• **Goal**
In the entries below, count every line with the word "this". Return only the count.

• **Supplied information**
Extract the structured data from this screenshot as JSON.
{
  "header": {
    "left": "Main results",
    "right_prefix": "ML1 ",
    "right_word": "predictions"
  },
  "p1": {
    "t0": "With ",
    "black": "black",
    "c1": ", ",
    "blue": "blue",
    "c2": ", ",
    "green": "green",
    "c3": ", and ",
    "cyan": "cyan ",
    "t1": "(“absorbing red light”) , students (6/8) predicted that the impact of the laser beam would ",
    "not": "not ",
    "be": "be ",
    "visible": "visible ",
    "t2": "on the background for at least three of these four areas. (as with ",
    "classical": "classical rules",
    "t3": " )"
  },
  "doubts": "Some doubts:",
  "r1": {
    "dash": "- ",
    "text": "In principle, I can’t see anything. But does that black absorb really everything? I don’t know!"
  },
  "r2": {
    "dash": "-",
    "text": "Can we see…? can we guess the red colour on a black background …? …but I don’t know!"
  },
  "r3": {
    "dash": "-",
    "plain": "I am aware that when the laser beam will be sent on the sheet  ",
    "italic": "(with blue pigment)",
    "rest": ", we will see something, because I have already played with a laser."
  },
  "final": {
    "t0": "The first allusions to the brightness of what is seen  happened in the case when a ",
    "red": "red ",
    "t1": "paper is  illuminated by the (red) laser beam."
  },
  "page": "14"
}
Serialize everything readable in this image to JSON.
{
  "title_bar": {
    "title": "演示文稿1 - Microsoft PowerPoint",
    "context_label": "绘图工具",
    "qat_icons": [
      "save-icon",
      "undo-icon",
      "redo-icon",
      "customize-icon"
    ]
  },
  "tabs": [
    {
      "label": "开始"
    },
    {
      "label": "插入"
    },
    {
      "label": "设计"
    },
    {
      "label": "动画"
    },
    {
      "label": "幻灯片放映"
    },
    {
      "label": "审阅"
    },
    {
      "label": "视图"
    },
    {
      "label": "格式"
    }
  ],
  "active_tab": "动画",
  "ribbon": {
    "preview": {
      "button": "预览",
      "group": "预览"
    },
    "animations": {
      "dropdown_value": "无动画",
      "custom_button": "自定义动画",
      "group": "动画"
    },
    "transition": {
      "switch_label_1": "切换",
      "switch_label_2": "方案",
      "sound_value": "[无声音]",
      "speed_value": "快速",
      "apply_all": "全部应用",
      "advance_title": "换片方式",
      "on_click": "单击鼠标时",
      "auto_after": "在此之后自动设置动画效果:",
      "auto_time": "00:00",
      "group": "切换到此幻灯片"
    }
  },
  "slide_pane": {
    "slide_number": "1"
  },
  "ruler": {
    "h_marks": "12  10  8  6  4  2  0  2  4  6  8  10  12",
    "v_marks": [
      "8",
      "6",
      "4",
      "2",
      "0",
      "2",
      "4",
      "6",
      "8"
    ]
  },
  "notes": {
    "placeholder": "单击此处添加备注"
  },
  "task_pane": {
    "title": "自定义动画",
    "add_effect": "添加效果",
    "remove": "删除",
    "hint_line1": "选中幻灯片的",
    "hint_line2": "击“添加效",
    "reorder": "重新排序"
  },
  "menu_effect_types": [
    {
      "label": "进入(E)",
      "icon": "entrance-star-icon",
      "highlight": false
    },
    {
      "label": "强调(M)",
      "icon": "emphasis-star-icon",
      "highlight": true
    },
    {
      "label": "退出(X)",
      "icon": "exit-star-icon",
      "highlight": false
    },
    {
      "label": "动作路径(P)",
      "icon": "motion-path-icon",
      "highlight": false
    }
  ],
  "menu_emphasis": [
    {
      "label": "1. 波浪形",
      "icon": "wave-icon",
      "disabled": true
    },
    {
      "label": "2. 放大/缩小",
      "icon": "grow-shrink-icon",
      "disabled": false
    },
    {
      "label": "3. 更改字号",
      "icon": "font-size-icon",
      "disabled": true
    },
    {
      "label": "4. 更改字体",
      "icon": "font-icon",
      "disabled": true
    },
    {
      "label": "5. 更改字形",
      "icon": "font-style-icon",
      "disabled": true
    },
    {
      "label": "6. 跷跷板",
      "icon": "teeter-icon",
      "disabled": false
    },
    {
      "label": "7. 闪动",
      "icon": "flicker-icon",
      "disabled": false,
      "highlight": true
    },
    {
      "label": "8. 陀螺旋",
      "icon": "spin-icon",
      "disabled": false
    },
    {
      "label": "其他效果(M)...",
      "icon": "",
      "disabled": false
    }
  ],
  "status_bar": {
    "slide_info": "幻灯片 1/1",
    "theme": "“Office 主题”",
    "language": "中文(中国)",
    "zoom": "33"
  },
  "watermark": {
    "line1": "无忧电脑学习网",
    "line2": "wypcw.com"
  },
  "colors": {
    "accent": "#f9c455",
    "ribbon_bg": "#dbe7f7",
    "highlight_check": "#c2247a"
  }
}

• **Complete response**
2